Exercise goal:
What follows is a set of records; restate each one word for word and drop the pictures.

[START]

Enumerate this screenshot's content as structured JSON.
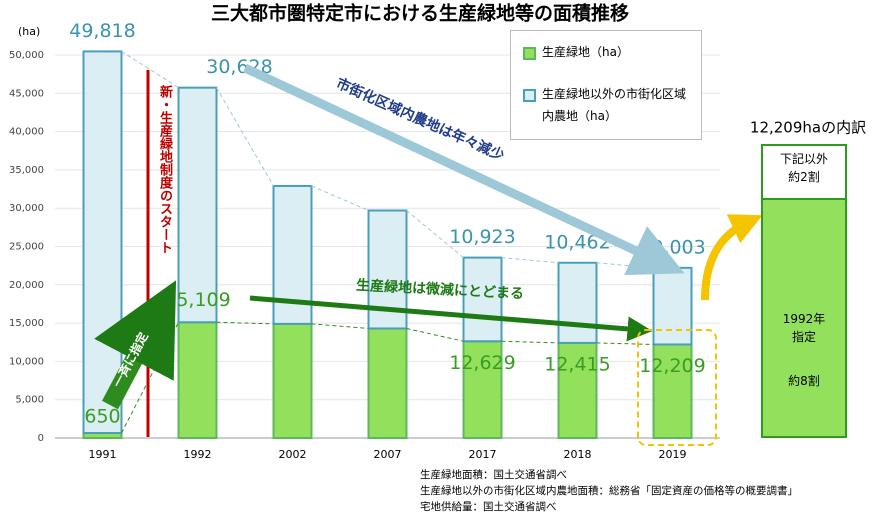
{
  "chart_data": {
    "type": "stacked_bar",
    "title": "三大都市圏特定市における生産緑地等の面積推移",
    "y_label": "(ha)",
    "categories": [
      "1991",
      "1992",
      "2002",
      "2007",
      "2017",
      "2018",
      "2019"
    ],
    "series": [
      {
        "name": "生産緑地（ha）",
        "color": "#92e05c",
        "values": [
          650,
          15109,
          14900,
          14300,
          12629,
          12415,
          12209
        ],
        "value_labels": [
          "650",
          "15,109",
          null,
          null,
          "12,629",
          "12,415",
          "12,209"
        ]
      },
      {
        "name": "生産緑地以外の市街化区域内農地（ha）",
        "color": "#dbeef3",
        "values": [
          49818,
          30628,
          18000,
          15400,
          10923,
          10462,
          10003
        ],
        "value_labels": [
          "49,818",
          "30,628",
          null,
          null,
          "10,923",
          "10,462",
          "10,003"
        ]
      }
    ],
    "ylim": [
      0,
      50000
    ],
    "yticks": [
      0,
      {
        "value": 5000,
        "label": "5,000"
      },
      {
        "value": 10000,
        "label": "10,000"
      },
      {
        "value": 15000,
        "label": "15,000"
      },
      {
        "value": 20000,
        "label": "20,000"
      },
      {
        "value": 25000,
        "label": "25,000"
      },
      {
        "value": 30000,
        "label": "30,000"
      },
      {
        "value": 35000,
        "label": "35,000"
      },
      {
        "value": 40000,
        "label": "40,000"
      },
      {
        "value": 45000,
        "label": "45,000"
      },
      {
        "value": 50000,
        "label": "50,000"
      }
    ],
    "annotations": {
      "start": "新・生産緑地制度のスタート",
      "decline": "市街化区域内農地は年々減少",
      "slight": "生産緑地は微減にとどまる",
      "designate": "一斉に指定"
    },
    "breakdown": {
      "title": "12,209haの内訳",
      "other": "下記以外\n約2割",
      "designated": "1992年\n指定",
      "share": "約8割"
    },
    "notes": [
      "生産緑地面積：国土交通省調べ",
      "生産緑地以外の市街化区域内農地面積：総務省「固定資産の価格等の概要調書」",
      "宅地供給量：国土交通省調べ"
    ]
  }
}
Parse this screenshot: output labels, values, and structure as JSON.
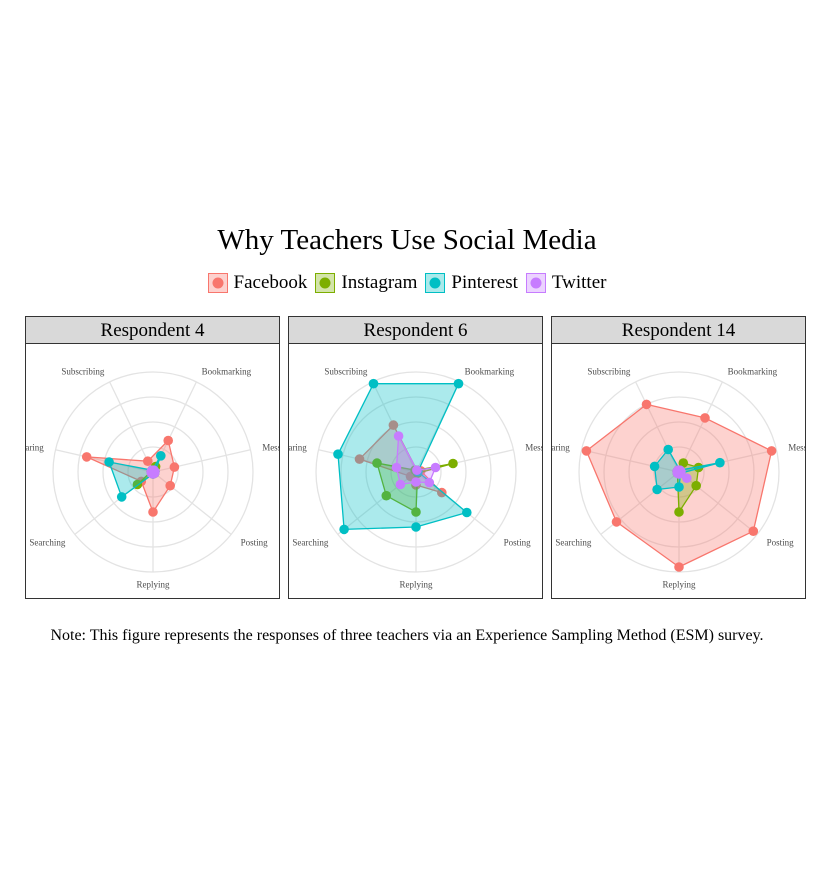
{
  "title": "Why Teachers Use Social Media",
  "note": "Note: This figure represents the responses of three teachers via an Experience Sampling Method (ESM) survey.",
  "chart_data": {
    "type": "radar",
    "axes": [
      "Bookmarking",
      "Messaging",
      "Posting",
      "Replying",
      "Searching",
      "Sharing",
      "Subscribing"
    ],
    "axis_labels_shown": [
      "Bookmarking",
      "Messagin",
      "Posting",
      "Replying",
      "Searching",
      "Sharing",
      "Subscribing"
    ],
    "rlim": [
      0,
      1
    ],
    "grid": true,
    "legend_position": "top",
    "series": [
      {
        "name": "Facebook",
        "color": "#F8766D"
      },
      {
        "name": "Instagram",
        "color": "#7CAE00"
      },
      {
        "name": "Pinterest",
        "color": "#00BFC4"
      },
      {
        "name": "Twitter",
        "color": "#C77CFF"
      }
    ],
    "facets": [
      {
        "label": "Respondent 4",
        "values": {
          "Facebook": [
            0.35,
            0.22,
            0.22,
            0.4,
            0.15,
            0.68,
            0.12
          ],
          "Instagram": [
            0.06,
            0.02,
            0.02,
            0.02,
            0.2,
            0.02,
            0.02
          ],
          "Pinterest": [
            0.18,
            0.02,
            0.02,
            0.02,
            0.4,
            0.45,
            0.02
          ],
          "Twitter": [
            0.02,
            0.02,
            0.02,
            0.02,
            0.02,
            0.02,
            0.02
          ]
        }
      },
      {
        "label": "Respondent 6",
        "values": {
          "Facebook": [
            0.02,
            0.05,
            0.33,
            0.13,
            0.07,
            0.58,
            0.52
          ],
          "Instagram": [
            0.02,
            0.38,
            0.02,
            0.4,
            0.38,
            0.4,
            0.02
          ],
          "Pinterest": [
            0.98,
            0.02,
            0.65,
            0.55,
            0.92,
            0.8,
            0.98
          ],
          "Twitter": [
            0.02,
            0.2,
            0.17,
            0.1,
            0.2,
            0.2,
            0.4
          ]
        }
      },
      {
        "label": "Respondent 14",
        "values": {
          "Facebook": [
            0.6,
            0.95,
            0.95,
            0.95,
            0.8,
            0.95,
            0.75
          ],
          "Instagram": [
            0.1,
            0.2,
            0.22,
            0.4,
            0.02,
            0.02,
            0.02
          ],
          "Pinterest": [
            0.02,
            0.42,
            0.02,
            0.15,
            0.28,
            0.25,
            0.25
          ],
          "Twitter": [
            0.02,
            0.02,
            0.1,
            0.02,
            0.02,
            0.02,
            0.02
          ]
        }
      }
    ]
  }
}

[END]

Solution to this exercise:
Enumerate this screenshot's content as structured JSON.
{
  "chart_data": {
    "type": "stacked_bar",
    "title": "三大都市圏特定市における生産緑地等の面積推移",
    "y_label": "(ha)",
    "categories": [
      "1991",
      "1992",
      "2002",
      "2007",
      "2017",
      "2018",
      "2019"
    ],
    "series": [
      {
        "name": "生産緑地（ha）",
        "color": "#92e05c",
        "values": [
          650,
          15109,
          14900,
          14300,
          12629,
          12415,
          12209
        ],
        "value_labels": [
          "650",
          "15,109",
          null,
          null,
          "12,629",
          "12,415",
          "12,209"
        ]
      },
      {
        "name": "生産緑地以外の市街化区域内農地（ha）",
        "color": "#dbeef3",
        "values": [
          49818,
          30628,
          18000,
          15400,
          10923,
          10462,
          10003
        ],
        "value_labels": [
          "49,818",
          "30,628",
          null,
          null,
          "10,923",
          "10,462",
          "10,003"
        ]
      }
    ],
    "ylim": [
      0,
      50000
    ],
    "yticks": [
      0,
      {
        "value": 5000,
        "label": "5,000"
      },
      {
        "value": 10000,
        "label": "10,000"
      },
      {
        "value": 15000,
        "label": "15,000"
      },
      {
        "value": 20000,
        "label": "20,000"
      },
      {
        "value": 25000,
        "label": "25,000"
      },
      {
        "value": 30000,
        "label": "30,000"
      },
      {
        "value": 35000,
        "label": "35,000"
      },
      {
        "value": 40000,
        "label": "40,000"
      },
      {
        "value": 45000,
        "label": "45,000"
      },
      {
        "value": 50000,
        "label": "50,000"
      }
    ],
    "annotations": {
      "start": "新・生産緑地制度のスタート",
      "decline": "市街化区域内農地は年々減少",
      "slight": "生産緑地は微減にとどまる",
      "designate": "一斉に指定"
    },
    "breakdown": {
      "title": "12,209haの内訳",
      "other": "下記以外\n約2割",
      "designated": "1992年\n指定",
      "share": "約8割"
    },
    "notes": [
      "生産緑地面積：国土交通省調べ",
      "生産緑地以外の市街化区域内農地面積：総務省「固定資産の価格等の概要調書」",
      "宅地供給量：国土交通省調べ"
    ]
  }
}
Parse this screenshot: output labels, values, and structure as JSON.
{
  "title": "Why Teachers Use Social Media",
  "note": "Note: This figure represents the responses of three teachers via an Experience Sampling Method (ESM) survey.",
  "chart_data": {
    "type": "radar",
    "axes": [
      "Bookmarking",
      "Messaging",
      "Posting",
      "Replying",
      "Searching",
      "Sharing",
      "Subscribing"
    ],
    "axis_labels_shown": [
      "Bookmarking",
      "Messagin",
      "Posting",
      "Replying",
      "Searching",
      "Sharing",
      "Subscribing"
    ],
    "rlim": [
      0,
      1
    ],
    "grid": true,
    "legend_position": "top",
    "series": [
      {
        "name": "Facebook",
        "color": "#F8766D"
      },
      {
        "name": "Instagram",
        "color": "#7CAE00"
      },
      {
        "name": "Pinterest",
        "color": "#00BFC4"
      },
      {
        "name": "Twitter",
        "color": "#C77CFF"
      }
    ],
    "facets": [
      {
        "label": "Respondent 4",
        "values": {
          "Facebook": [
            0.35,
            0.22,
            0.22,
            0.4,
            0.15,
            0.68,
            0.12
          ],
          "Instagram": [
            0.06,
            0.02,
            0.02,
            0.02,
            0.2,
            0.02,
            0.02
          ],
          "Pinterest": [
            0.18,
            0.02,
            0.02,
            0.02,
            0.4,
            0.45,
            0.02
          ],
          "Twitter": [
            0.02,
            0.02,
            0.02,
            0.02,
            0.02,
            0.02,
            0.02
          ]
        }
      },
      {
        "label": "Respondent 6",
        "values": {
          "Facebook": [
            0.02,
            0.05,
            0.33,
            0.13,
            0.07,
            0.58,
            0.52
          ],
          "Instagram": [
            0.02,
            0.38,
            0.02,
            0.4,
            0.38,
            0.4,
            0.02
          ],
          "Pinterest": [
            0.98,
            0.02,
            0.65,
            0.55,
            0.92,
            0.8,
            0.98
          ],
          "Twitter": [
            0.02,
            0.2,
            0.17,
            0.1,
            0.2,
            0.2,
            0.4
          ]
        }
      },
      {
        "label": "Respondent 14",
        "values": {
          "Facebook": [
            0.6,
            0.95,
            0.95,
            0.95,
            0.8,
            0.95,
            0.75
          ],
          "Instagram": [
            0.1,
            0.2,
            0.22,
            0.4,
            0.02,
            0.02,
            0.02
          ],
          "Pinterest": [
            0.02,
            0.42,
            0.02,
            0.15,
            0.28,
            0.25,
            0.25
          ],
          "Twitter": [
            0.02,
            0.02,
            0.1,
            0.02,
            0.02,
            0.02,
            0.02
          ]
        }
      }
    ]
  }
}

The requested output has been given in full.